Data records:
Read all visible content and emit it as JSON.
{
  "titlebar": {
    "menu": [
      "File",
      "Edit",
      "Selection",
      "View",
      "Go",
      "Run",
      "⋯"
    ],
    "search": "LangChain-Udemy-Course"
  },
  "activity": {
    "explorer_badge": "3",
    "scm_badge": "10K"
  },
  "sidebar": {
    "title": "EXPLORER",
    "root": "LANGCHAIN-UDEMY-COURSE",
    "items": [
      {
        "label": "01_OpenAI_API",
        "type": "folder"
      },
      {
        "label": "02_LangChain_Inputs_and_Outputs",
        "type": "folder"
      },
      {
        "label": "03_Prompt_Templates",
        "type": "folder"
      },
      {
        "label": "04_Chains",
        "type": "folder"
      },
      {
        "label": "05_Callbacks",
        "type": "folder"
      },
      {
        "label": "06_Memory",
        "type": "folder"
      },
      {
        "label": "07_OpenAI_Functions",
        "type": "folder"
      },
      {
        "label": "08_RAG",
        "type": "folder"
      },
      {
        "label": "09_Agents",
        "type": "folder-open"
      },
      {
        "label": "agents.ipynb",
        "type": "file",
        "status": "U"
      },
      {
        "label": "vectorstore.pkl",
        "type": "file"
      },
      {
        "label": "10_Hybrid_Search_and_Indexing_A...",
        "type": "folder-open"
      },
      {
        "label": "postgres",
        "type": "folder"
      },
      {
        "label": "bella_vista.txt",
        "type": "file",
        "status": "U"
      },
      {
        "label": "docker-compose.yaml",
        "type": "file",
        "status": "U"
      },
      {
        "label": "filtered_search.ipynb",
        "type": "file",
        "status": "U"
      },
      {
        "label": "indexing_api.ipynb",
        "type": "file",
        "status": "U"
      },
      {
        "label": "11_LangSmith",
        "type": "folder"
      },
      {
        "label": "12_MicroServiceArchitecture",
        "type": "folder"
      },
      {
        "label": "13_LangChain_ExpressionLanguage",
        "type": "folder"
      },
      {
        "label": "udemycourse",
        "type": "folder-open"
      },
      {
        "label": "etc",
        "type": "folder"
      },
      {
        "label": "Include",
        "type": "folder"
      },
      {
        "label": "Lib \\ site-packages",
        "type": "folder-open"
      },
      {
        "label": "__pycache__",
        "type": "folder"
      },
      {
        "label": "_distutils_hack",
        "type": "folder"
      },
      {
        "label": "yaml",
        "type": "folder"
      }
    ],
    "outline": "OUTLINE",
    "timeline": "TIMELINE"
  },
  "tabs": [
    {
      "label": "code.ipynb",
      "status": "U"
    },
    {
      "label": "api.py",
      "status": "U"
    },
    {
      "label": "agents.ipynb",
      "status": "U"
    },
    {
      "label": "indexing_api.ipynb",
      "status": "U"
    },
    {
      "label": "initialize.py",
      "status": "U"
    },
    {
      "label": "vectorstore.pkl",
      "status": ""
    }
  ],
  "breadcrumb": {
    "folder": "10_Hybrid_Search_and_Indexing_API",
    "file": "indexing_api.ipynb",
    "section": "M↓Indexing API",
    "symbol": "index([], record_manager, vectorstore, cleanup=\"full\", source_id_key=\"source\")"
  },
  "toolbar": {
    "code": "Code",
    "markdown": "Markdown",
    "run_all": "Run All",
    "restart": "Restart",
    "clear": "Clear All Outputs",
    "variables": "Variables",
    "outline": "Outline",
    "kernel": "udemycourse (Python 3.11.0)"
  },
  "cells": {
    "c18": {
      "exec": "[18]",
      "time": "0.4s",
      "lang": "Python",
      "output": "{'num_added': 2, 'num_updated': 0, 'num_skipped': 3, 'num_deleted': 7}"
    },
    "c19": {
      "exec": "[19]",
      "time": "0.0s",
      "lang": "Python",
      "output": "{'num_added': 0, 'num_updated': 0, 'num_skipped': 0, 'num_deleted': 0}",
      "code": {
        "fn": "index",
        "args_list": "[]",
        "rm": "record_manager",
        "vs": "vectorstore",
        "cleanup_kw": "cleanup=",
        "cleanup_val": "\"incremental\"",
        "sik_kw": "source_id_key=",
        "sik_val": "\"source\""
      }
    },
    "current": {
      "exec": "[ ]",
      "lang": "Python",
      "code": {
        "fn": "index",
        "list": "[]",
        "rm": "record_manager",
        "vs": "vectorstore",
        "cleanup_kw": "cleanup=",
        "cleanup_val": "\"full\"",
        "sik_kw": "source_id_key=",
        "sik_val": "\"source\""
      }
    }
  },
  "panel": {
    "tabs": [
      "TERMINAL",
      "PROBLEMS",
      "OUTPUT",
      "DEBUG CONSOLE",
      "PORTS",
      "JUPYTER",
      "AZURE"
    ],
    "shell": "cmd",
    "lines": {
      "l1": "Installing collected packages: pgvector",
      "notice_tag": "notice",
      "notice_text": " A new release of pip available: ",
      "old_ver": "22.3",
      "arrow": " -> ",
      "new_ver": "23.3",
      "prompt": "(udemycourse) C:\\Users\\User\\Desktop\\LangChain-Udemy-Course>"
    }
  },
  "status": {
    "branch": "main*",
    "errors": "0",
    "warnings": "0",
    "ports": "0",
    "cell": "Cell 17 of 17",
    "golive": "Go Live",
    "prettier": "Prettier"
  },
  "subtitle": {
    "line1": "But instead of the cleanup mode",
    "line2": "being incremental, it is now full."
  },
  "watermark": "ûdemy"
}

...

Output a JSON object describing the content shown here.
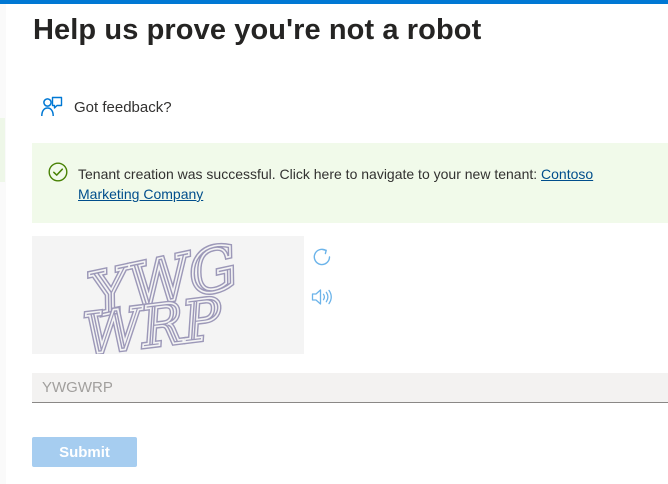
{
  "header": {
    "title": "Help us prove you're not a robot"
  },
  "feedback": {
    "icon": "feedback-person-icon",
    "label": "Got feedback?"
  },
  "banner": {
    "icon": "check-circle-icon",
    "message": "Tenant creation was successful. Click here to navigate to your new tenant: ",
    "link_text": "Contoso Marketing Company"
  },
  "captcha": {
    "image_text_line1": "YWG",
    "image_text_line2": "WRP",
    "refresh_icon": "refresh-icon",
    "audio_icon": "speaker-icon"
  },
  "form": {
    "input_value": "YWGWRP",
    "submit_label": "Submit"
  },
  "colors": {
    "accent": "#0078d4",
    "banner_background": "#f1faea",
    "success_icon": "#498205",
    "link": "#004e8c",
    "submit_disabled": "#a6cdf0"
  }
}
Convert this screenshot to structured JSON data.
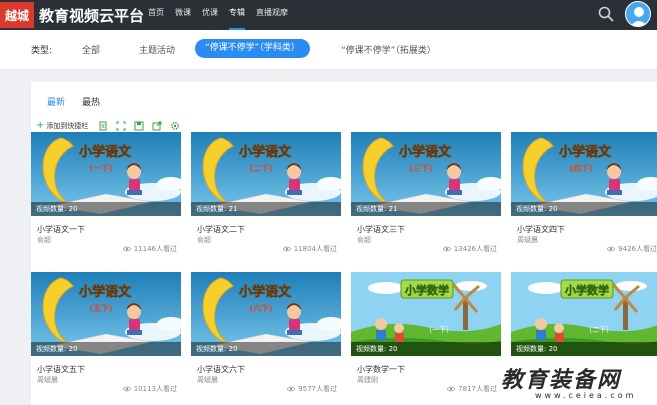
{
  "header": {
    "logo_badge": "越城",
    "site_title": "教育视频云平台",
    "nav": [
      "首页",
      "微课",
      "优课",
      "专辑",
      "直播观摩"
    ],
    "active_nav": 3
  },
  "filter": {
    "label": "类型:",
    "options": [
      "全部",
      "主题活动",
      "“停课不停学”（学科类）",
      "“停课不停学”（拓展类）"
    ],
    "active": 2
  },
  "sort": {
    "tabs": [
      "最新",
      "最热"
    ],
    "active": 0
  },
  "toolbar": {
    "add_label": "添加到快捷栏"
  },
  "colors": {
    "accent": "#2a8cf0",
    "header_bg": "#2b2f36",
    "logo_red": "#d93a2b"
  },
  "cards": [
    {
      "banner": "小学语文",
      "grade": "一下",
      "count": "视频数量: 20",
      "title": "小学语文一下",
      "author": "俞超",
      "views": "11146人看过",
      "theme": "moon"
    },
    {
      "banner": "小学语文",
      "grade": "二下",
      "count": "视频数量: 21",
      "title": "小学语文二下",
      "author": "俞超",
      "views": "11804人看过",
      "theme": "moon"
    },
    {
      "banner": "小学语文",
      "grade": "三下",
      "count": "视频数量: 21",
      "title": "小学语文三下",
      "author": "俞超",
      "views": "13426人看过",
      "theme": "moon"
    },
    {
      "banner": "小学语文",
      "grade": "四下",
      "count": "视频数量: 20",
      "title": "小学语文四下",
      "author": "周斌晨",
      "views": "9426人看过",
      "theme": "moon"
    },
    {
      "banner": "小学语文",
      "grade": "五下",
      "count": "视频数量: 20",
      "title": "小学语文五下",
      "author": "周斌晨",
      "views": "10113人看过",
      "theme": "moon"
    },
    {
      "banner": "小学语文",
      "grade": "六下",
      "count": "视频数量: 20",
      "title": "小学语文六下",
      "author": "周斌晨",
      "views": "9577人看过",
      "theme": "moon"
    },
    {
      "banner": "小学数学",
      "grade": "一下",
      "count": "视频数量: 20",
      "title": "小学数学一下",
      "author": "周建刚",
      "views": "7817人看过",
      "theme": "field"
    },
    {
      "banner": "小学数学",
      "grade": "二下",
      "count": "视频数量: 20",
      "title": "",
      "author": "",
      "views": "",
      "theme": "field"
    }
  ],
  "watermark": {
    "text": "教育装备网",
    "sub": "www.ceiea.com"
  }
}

SET EXERCISE: Go through the entries and return each line where the word "incremental" appears.

RESPONSE TO THIS EXERCISE:
        "cleanup_val": "\"incremental\"",
    "line2": "being incremental, it is now full."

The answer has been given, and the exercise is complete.